* **Task**:
Reproduce the entire listing word for word.

* **Rows from a figure dataset**:
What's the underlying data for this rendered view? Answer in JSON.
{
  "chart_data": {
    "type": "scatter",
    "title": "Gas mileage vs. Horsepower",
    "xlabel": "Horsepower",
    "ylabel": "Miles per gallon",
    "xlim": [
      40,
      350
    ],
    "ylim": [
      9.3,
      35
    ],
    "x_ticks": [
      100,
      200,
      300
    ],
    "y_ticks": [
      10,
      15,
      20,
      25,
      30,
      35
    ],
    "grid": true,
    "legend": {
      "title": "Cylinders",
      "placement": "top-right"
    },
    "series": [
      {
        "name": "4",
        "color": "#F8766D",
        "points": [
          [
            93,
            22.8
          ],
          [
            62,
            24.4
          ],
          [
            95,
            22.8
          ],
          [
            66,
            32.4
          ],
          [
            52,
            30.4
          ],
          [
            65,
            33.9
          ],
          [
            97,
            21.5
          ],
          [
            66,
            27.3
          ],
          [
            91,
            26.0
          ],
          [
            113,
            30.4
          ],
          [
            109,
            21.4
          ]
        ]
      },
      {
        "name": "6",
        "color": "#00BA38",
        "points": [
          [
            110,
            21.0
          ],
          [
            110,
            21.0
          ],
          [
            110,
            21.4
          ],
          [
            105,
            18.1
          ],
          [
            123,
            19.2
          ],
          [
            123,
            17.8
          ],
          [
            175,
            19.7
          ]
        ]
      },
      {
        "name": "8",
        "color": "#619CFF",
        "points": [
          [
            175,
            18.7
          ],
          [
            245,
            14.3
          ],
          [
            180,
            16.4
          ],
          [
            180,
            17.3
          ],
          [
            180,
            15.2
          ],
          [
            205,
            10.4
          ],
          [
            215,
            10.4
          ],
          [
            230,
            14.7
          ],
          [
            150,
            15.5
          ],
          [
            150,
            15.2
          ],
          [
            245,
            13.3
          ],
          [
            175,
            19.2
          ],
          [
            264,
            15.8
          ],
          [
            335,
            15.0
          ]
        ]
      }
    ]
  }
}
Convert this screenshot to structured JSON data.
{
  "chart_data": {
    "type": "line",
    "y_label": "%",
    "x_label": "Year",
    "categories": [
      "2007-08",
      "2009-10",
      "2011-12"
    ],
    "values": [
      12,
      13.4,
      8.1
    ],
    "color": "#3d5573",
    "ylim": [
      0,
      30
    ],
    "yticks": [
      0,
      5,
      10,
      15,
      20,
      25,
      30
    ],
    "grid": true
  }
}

* **In response**:
What's the underlying data for this rendered view? Answer in JSON.
{
  "chart_data": {
    "type": "scatter",
    "title": "Gas mileage vs. Horsepower",
    "xlabel": "Horsepower",
    "ylabel": "Miles per gallon",
    "xlim": [
      40,
      350
    ],
    "ylim": [
      9.3,
      35
    ],
    "x_ticks": [
      100,
      200,
      300
    ],
    "y_ticks": [
      10,
      15,
      20,
      25,
      30,
      35
    ],
    "grid": true,
    "legend": {
      "title": "Cylinders",
      "placement": "top-right"
    },
    "series": [
      {
        "name": "4",
        "color": "#F8766D",
        "points": [
          [
            93,
            22.8
          ],
          [
            62,
            24.4
          ],
          [
            95,
            22.8
          ],
          [
            66,
            32.4
          ],
          [
            52,
            30.4
          ],
          [
            65,
            33.9
          ],
          [
            97,
            21.5
          ],
          [
            66,
            27.3
          ],
          [
            91,
            26.0
          ],
          [
            113,
            30.4
          ],
          [
            109,
            21.4
          ]
        ]
      },
      {
        "name": "6",
        "color": "#00BA38",
        "points": [
          [
            110,
            21.0
          ],
          [
            110,
            21.0
          ],
          [
            110,
            21.4
          ],
          [
            105,
            18.1
          ],
          [
            123,
            19.2
          ],
          [
            123,
            17.8
          ],
          [
            175,
            19.7
          ]
        ]
      },
      {
        "name": "8",
        "color": "#619CFF",
        "points": [
          [
            175,
            18.7
          ],
          [
            245,
            14.3
          ],
          [
            180,
            16.4
          ],
          [
            180,
            17.3
          ],
          [
            180,
            15.2
          ],
          [
            205,
            10.4
          ],
          [
            215,
            10.4
          ],
          [
            230,
            14.7
          ],
          [
            150,
            15.5
          ],
          [
            150,
            15.2
          ],
          [
            245,
            13.3
          ],
          [
            175,
            19.2
          ],
          [
            264,
            15.8
          ],
          [
            335,
            15.0
          ]
        ]
      }
    ]
  }
}
Convert this screenshot to structured JSON data.
{
  "chart_data": {
    "type": "line",
    "y_label": "%",
    "x_label": "Year",
    "categories": [
      "2007-08",
      "2009-10",
      "2011-12"
    ],
    "values": [
      12,
      13.4,
      8.1
    ],
    "color": "#3d5573",
    "ylim": [
      0,
      30
    ],
    "yticks": [
      0,
      5,
      10,
      15,
      20,
      25,
      30
    ],
    "grid": true
  }
}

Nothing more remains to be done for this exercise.